* **Documento**:

----

18/03/2015. Teatro de la Zarzuela, Madrid.
Hace relativamente poco, en octubre del año pasado, en el Teatro Real disfrutamos de una ópera francesa con tema militar, La fille du régiment (1840) de Donizetti. Un exitazo en el que vimos al tenor mexicano Javier Camarena realizar no uno sino dos bises. Ahora, en esta misma ciudad pero en otro teatro, en la Zarzuela se proyecta desde sus tablas otra obra francesa con tema militar: La gran duquesa de Gérolstein (1867) de Jacques Offenbach, ópera bufa reconvertida aquí en zarzuela, adaptada con fortuna al castellano.
Tanto una como la otra tratan argumentos sencillos y tienen como objetivo entretener al público, hacerlo reír. Donizetti creo es, sin lugar a dudas, un compositor superior a Offenbach y si comparamos ambas obras citadas y ambos montajes, sale ganando La fille. Sin embargo, el arte no es una competencia y La gran duquesa es también una obra considerablemente disfrutable.
En el reparto destaca Nicola Beller Carbone en el papel de la duquesa, una soprano nacida en Alemania pero educada en España con aires y rasgos de gran señora. Si obviamos el dato de que la duquesa en la historia tiene veinte años, Beller Carbone encarna el papel no sólo con verosimilitud dentro del universo interior de esta producción, sino con originalidad, soltura y gracia.
Buen trabajo también el de Andeka Gorrotxategi como Fritz, segundo papel en importancia. No obstante, su construcción del personaje, aunque divertida, resulta menos creíble. Pienso que de ninguna manera una mujer como la duquesa se puede enamorar tan perdidamente de un individuo tan irrisorio. Su caracterización caricaturesca anula cualquier tipo de atractivo varonil. Pero uno termina aceptándolo porque al fin y al cabo esta ópera no es para tomársela de manera seria, con esta idea la concibió el también compositor de Los cuentos de Hoffmann.
Por su parte, el tenor canario Gustavo Peña interpretó a un Príncipe Pol, el pretendiente oficial de la duquesa, en un registro afeminado y de afectaciones de marica. Cantó muy bien y fue el que quizá hizo reír más a los espectadores pero su tono me recordaba esa vertiente astracanada, casposa, cutre y ramplona que tanto se ha practicado en la escena española a lo largo del tiempo.

----

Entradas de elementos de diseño
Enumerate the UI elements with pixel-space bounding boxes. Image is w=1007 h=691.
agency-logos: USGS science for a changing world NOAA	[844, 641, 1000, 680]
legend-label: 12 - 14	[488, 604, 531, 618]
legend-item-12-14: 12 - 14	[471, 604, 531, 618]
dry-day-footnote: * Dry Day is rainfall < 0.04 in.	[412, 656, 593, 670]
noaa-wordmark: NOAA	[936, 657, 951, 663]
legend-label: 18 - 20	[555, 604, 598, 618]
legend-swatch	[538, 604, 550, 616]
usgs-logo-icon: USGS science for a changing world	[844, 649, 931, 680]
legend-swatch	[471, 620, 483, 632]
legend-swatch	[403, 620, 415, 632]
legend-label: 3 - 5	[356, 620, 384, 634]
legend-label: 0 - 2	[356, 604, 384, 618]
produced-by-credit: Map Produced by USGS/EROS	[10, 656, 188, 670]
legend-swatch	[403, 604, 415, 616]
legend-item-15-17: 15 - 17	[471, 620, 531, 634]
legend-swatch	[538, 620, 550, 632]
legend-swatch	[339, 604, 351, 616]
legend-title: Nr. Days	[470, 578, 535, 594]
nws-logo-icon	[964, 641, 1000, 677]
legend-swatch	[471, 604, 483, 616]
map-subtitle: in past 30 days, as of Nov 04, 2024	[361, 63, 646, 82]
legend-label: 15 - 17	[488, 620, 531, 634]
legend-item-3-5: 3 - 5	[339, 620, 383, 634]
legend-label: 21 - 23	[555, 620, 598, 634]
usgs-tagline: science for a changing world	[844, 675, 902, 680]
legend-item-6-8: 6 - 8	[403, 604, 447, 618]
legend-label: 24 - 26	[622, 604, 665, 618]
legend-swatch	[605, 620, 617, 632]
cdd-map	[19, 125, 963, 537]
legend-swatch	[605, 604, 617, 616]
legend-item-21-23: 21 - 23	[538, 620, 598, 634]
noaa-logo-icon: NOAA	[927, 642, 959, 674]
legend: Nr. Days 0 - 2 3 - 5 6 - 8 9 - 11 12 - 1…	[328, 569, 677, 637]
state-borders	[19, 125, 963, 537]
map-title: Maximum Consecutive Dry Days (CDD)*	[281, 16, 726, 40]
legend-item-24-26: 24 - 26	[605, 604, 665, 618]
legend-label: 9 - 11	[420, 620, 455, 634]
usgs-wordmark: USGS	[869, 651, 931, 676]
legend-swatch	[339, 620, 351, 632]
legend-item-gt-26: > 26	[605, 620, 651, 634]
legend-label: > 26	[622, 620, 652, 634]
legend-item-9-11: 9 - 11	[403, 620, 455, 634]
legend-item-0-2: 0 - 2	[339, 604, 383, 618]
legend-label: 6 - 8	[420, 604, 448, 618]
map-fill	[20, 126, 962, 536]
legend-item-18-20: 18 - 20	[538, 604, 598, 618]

----

* **Tarea asignada 1**:
Según la reseña, ¿en qué teatro se representa La gran duquesa de Gérolstein?
* **Tarea asignada 2**:
Reproduce de la reseña el fragmento entre "18/03/2015. Teatro de" y "fortuna al castellano.", ambos incluidos.
Basa tu trabajo únicamente en la reseña.

* **Respuesta final 1**:
En el Teatro de la Zarzuela, en Madrid.

* **Respuesta final 2**:
18/03/2015. Teatro de la Zarzuela, Madrid.
Hace relativamente poco, en octubre del año pasado, en el Teatro Real disfrutamos de una ópera francesa con tema militar, La fille du régiment (1840) de Donizetti. Un exitazo en el que vimos al tenor mexicano Javier Camarena realizar no uno sino dos bises. Ahora, en esta misma ciudad pero en otro teatro, en la Zarzuela se proyecta desde sus tablas otra obra francesa con tema militar: La gran duquesa de Gérolstein (1867) de Jacques Offenbach, ópera bufa reconvertida aquí en zarzuela, adaptada con fortuna al castellano.